DESCRIPTION OF THE TASK: Without the pictures, set down the records below word for word.

[Dataset entries]
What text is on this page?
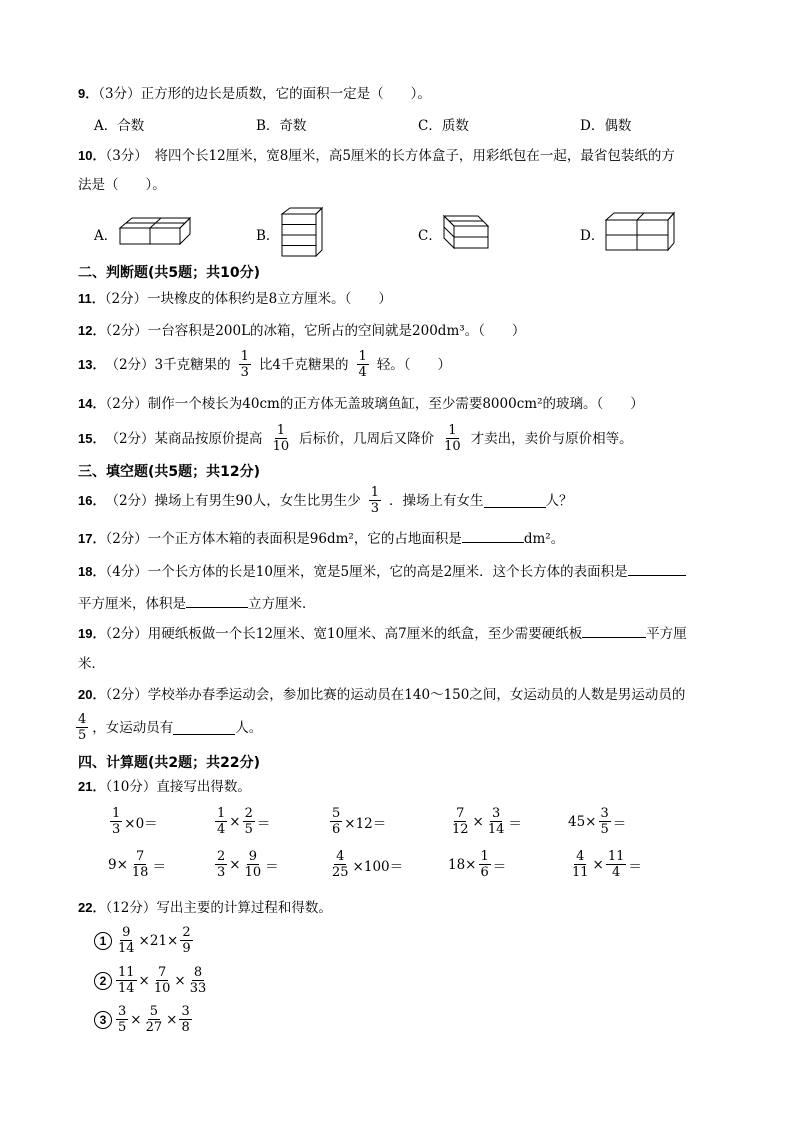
9．（3分）正方形的边长是质数，它的面积一定是（　　）。
A．合数	B．奇数	C．质数	D．偶数
10．（3分）　将四个长12厘米，宽8厘米，高5厘米的长方体盒子，用彩纸包在一起，最省包装纸的方
法是（　　）。
A．	B．	C．	D．
二、判断题(共5题；共10分)
11．（2分）一块橡皮的体积约是8立方厘米。（　　）
12．（2分）一台容积是200L的冰箱，它所占的空间就是200dm³。（　　）
13． （2分）3千克糖果的 $\frac{1}{3}$ 比4千克糖果的 $\frac{1}{4}$ 轻。（　　）
14．（2分）制作一个棱长为40cm的正方体无盖玻璃鱼缸，至少需要8000cm²的玻璃。（　　）
15． （2分）某商品按原价提高 $\frac{1}{10}$ 后标价，几周后又降价 $\frac{1}{10}$ 才卖出，卖价与原价相等。
三、填空题(共5题；共12分)
16． （2分）操场上有男生90人，女生比男生少 $\frac{1}{3}$ ．操场上有女生	人？
17．（2分）一个正方体木箱的表面积是96dm²，它的占地面积是	dm²。
18．（4分）一个长方体的长是10厘米，宽是5厘米，它的高是2厘米．这个长方体的表面积是
平方厘米，体积是	立方厘米．
19．（2分）用硬纸板做一个长12厘米、宽10厘米、高7厘米的纸盒，至少需要硬纸板	平方厘
米．
20．（2分）学校举办春季运动会，参加比赛的运动员在140～150之间，女运动员的人数是男运动员的
$\frac{4}{5}$ ，女运动员有	人。
四、计算题(共2题；共22分)
21．（10分）直接写出得数。
$\frac{1}{3} \times 0=$	$\frac{1}{4} \times \frac{2}{5}$ ＝	$\frac{5}{6} \times 12=$	$\frac{7}{12} \times \frac{3}{14}$ ＝	$45\times \frac{3}{5}$ ＝
$9\times \frac{7}{18}$ ＝	$\frac{2}{3} \times \frac{9}{10}$ ＝	$\frac{4}{25} \times 100=$	$18\times \frac{1}{6}$ ＝	$\frac{4}{11} \times \frac{11}{4}$ ＝
22．（12分）写出主要的计算过程和得数。
$1 \frac{9}{14} \times 21\times \frac{2}{9}$
$2 \frac{11}{14} \times \frac{7}{10} \times \frac{8}{33}$
$3 \frac{3}{5} \times \frac{5}{27} \times \frac{3}{8}$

RESPONSE TO THE TASK:
What text is on this page?
9．（3分）正方形的边长是质数，它的面积一定是（　　）。
A．合数	B．奇数	C．质数	D．偶数
10．（3分）　将四个长12厘米，宽8厘米，高5厘米的长方体盒子，用彩纸包在一起，最省包装纸的方
法是（　　）。
A．	B．	C．	D．
二、判断题(共5题；共10分)
11．（2分）一块橡皮的体积约是8立方厘米。（　　）
12．（2分）一台容积是200L的冰箱，它所占的空间就是200dm³。（　　）
13． （2分）3千克糖果的 $\frac{1}{3}$ 比4千克糖果的 $\frac{1}{4}$ 轻。（　　）
14．（2分）制作一个棱长为40cm的正方体无盖玻璃鱼缸，至少需要8000cm²的玻璃。（　　）
15． （2分）某商品按原价提高 $\frac{1}{10}$ 后标价，几周后又降价 $\frac{1}{10}$ 才卖出，卖价与原价相等。
三、填空题(共5题；共12分)
16． （2分）操场上有男生90人，女生比男生少 $\frac{1}{3}$ ．操场上有女生	人？
17．（2分）一个正方体木箱的表面积是96dm²，它的占地面积是	dm²。
18．（4分）一个长方体的长是10厘米，宽是5厘米，它的高是2厘米．这个长方体的表面积是
平方厘米，体积是	立方厘米．
19．（2分）用硬纸板做一个长12厘米、宽10厘米、高7厘米的纸盒，至少需要硬纸板	平方厘
米．
20．（2分）学校举办春季运动会，参加比赛的运动员在140～150之间，女运动员的人数是男运动员的
$\frac{4}{5}$ ，女运动员有	人。
四、计算题(共2题；共22分)
21．（10分）直接写出得数。
$\frac{1}{3} \times 0=$	$\frac{1}{4} \times \frac{2}{5}$ ＝	$\frac{5}{6} \times 12=$	$\frac{7}{12} \times \frac{3}{14}$ ＝	$45\times \frac{3}{5}$ ＝
$9\times \frac{7}{18}$ ＝	$\frac{2}{3} \times \frac{9}{10}$ ＝	$\frac{4}{25} \times 100=$	$18\times \frac{1}{6}$ ＝	$\frac{4}{11} \times \frac{11}{4}$ ＝
22．（12分）写出主要的计算过程和得数。
$1 \frac{9}{14} \times 21\times \frac{2}{9}$
$2 \frac{11}{14} \times \frac{7}{10} \times \frac{8}{33}$
$3 \frac{3}{5} \times \frac{5}{27} \times \frac{3}{8}$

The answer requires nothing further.